• Instructions for the task:
Only the lines starting at the one that contains "Serialize everything readable" and running to the end should be repeated, exactly as written.

....................

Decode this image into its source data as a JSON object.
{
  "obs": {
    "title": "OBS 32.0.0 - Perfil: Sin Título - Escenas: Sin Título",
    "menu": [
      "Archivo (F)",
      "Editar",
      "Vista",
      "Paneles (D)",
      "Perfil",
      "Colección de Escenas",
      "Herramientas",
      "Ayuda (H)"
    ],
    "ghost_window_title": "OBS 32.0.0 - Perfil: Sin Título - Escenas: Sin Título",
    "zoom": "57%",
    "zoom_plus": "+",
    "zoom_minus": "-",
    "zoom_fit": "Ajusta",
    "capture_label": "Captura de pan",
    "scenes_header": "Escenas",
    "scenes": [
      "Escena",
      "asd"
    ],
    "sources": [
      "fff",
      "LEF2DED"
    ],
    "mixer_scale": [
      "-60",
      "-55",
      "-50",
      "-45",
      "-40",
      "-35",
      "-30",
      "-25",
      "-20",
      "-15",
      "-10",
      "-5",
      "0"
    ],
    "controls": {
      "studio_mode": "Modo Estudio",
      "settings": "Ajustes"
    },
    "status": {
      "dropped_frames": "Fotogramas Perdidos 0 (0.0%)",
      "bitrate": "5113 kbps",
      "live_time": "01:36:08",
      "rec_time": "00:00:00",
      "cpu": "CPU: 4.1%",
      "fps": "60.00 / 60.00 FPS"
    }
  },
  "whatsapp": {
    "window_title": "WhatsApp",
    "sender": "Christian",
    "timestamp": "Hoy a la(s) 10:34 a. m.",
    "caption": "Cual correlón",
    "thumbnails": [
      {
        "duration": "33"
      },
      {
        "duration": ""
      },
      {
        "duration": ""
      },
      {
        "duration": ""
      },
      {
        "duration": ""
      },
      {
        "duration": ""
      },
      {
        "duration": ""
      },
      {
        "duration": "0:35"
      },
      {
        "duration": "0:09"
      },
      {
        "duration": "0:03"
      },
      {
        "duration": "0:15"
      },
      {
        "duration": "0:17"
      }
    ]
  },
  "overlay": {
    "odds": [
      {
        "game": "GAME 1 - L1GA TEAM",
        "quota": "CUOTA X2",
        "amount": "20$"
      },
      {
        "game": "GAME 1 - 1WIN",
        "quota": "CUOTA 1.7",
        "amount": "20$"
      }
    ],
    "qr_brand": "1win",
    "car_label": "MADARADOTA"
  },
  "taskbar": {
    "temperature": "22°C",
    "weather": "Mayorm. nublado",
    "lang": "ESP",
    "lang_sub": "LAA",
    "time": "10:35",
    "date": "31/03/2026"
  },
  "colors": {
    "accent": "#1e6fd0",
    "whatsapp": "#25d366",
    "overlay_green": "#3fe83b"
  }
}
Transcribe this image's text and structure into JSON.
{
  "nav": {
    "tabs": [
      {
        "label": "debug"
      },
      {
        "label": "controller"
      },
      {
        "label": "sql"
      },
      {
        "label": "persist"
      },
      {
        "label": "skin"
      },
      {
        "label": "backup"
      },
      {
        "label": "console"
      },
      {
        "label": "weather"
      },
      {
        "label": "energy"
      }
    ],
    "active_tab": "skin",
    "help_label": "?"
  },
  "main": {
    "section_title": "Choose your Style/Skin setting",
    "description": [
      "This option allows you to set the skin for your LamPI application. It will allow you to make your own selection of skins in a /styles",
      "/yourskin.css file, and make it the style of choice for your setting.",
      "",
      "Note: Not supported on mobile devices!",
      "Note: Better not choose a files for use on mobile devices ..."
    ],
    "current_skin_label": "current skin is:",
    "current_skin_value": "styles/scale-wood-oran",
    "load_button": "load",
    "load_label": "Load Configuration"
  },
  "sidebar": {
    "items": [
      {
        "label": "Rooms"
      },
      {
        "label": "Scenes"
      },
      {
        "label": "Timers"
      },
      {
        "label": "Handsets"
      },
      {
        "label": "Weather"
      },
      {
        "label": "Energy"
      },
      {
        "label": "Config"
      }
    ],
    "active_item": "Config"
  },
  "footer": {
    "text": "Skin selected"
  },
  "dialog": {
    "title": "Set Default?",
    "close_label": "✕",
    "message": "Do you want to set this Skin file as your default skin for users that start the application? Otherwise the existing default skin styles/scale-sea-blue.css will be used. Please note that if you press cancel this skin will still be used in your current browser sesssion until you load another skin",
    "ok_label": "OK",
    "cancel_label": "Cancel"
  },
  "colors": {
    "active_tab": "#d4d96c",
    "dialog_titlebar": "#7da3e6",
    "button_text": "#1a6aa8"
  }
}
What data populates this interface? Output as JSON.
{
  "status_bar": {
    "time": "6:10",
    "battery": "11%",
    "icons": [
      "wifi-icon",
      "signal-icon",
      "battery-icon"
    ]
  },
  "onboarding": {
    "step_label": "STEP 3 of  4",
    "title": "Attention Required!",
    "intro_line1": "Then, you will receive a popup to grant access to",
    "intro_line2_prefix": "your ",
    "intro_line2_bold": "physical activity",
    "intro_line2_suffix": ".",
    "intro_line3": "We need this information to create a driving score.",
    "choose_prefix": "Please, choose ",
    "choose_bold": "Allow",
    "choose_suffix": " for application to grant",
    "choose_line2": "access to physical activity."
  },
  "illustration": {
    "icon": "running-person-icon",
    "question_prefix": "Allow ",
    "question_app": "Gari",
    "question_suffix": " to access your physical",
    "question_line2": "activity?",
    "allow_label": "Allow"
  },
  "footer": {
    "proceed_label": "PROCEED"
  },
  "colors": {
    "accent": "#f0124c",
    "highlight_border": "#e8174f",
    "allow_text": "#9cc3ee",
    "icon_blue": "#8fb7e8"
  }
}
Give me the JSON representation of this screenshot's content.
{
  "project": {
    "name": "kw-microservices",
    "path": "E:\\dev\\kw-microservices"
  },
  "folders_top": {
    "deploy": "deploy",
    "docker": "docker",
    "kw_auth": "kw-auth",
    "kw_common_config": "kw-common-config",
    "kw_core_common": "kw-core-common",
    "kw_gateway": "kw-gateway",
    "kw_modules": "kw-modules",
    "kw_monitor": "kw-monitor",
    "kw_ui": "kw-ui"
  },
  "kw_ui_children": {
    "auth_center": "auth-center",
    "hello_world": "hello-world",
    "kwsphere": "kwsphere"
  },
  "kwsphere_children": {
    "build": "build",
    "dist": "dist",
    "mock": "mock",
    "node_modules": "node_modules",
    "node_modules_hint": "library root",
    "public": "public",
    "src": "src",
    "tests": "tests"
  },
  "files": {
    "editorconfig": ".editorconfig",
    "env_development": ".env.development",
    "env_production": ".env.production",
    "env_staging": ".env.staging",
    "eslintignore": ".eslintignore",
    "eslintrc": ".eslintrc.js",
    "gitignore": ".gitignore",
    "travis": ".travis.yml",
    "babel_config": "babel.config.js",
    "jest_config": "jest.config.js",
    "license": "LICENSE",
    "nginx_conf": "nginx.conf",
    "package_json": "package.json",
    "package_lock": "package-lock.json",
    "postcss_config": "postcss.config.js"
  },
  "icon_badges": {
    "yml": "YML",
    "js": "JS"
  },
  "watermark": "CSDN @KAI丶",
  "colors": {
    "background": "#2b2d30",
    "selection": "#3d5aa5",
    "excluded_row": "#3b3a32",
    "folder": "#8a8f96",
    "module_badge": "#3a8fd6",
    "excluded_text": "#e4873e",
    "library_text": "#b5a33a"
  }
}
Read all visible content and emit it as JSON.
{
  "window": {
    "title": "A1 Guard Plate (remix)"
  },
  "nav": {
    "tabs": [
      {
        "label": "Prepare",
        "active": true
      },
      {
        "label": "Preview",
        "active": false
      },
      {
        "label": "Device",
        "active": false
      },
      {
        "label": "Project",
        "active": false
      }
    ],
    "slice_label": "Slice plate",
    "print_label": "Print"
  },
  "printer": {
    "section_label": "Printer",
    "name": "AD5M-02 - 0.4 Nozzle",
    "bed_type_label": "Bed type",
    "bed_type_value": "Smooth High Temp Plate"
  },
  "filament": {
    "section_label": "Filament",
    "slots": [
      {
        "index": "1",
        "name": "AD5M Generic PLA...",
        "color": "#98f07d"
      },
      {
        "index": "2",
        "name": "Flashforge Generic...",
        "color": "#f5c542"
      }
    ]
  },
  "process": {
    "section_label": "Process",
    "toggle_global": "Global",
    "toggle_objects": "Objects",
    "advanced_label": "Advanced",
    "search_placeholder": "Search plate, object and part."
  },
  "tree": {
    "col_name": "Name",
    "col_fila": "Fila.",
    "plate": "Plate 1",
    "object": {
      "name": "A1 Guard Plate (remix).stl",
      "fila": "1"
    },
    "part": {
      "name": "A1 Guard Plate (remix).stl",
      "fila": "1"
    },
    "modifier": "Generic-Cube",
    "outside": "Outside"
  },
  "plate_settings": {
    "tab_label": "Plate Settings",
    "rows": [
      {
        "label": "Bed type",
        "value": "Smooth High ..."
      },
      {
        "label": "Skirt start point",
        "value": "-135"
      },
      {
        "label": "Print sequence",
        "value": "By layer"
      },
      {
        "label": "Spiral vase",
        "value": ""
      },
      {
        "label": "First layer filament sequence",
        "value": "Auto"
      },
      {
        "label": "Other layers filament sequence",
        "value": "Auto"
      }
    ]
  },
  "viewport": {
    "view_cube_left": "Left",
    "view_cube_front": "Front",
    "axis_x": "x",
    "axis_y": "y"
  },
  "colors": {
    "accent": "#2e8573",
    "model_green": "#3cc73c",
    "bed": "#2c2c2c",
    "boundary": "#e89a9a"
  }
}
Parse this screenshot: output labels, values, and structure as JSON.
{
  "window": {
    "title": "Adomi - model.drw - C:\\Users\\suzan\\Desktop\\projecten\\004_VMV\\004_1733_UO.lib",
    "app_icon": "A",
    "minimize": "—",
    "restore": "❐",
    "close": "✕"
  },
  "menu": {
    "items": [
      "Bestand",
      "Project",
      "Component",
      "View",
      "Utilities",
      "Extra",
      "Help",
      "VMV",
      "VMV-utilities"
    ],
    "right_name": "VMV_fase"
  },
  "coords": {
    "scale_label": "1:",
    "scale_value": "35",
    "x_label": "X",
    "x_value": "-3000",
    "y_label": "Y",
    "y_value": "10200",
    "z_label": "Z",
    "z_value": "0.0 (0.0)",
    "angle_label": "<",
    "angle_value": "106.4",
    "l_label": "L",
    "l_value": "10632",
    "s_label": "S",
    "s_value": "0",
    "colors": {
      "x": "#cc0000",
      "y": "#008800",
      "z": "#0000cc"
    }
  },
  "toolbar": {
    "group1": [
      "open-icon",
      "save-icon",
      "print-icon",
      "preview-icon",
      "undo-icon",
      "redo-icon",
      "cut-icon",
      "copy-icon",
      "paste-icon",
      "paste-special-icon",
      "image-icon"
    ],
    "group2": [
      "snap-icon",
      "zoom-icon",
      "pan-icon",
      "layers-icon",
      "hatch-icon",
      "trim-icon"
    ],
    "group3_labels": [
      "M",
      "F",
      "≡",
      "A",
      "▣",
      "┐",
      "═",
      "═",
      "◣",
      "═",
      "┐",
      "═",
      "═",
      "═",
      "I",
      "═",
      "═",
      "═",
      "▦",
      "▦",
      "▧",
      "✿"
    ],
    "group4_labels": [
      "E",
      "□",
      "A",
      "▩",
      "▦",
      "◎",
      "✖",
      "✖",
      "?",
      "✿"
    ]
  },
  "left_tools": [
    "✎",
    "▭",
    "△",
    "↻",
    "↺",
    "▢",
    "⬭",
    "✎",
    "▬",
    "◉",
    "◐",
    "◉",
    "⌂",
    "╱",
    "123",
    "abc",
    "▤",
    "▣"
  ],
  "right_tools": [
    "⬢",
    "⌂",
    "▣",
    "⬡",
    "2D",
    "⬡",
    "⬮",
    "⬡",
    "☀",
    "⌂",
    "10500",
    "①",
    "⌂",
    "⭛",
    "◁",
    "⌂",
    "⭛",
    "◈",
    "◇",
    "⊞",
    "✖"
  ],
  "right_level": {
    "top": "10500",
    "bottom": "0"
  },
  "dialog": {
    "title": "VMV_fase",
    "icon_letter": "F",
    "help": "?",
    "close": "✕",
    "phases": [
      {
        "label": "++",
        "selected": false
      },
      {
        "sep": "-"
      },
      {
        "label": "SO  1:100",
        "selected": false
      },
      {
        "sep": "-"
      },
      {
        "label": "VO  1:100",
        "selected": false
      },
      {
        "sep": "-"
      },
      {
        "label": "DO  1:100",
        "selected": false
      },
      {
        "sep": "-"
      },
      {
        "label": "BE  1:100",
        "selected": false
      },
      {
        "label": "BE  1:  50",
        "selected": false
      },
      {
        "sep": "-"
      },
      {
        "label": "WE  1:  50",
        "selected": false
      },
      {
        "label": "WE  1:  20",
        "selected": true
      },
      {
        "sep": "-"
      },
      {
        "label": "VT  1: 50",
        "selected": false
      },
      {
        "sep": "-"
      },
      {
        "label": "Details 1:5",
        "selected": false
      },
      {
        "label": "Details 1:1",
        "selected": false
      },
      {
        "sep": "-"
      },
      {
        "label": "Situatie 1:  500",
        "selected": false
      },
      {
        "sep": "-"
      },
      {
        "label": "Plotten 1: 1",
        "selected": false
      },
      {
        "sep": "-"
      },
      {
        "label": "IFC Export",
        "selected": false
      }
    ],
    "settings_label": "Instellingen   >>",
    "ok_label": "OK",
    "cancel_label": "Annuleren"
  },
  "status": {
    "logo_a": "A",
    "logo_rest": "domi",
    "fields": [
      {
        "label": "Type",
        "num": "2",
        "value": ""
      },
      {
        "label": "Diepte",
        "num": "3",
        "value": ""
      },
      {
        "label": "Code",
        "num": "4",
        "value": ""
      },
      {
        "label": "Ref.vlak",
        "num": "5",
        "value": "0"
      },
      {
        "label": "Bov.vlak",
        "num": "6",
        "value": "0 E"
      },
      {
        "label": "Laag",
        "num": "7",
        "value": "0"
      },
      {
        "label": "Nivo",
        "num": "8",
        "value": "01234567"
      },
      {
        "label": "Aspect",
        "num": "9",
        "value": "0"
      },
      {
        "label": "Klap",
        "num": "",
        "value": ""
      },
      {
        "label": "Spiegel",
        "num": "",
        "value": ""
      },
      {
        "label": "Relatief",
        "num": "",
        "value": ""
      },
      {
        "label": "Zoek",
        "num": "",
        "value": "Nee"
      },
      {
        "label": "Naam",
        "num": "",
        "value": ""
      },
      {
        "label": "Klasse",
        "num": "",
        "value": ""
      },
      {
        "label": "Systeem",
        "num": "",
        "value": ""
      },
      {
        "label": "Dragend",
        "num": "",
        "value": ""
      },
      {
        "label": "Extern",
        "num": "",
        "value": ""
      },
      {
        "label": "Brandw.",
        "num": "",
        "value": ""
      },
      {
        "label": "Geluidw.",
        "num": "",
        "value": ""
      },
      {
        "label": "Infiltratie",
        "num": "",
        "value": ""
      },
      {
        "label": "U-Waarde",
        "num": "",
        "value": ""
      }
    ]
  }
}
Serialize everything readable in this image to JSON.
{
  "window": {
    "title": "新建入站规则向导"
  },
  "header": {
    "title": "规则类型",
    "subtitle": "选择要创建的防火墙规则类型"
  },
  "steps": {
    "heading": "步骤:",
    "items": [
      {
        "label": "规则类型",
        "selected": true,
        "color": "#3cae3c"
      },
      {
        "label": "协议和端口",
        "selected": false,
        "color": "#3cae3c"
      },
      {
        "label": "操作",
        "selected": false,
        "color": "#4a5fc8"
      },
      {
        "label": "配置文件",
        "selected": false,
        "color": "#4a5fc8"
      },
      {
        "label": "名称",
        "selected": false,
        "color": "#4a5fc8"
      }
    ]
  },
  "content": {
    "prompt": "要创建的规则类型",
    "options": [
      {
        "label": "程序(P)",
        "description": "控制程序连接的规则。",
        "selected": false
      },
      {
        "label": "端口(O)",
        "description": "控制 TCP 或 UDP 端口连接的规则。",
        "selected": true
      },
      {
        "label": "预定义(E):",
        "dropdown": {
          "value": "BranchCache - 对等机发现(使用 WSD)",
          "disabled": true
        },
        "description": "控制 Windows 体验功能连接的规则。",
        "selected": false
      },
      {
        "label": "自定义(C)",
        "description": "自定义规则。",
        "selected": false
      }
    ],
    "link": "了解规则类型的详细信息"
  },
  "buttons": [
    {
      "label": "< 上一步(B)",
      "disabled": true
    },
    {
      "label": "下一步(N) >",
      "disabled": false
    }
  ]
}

....................

• Result for this task:
Serialize everything readable in this image to JSON.
{
  "window": {
    "title": "新建入站规则向导"
  },
  "header": {
    "title": "规则类型",
    "subtitle": "选择要创建的防火墙规则类型"
  },
  "steps": {
    "heading": "步骤:",
    "items": [
      {
        "label": "规则类型",
        "selected": true,
        "color": "#3cae3c"
      },
      {
        "label": "协议和端口",
        "selected": false,
        "color": "#3cae3c"
      },
      {
        "label": "操作",
        "selected": false,
        "color": "#4a5fc8"
      },
      {
        "label": "配置文件",
        "selected": false,
        "color": "#4a5fc8"
      },
      {
        "label": "名称",
        "selected": false,
        "color": "#4a5fc8"
      }
    ]
  },
  "content": {
    "prompt": "要创建的规则类型",
    "options": [
      {
        "label": "程序(P)",
        "description": "控制程序连接的规则。",
        "selected": false
      },
      {
        "label": "端口(O)",
        "description": "控制 TCP 或 UDP 端口连接的规则。",
        "selected": true
      },
      {
        "label": "预定义(E):",
        "dropdown": {
          "value": "BranchCache - 对等机发现(使用 WSD)",
          "disabled": true
        },
        "description": "控制 Windows 体验功能连接的规则。",
        "selected": false
      },
      {
        "label": "自定义(C)",
        "description": "自定义规则。",
        "selected": false
      }
    ],
    "link": "了解规则类型的详细信息"
  },
  "buttons": [
    {
      "label": "< 上一步(B)",
      "disabled": true
    },
    {
      "label": "下一步(N) >",
      "disabled": false
    }
  ]
}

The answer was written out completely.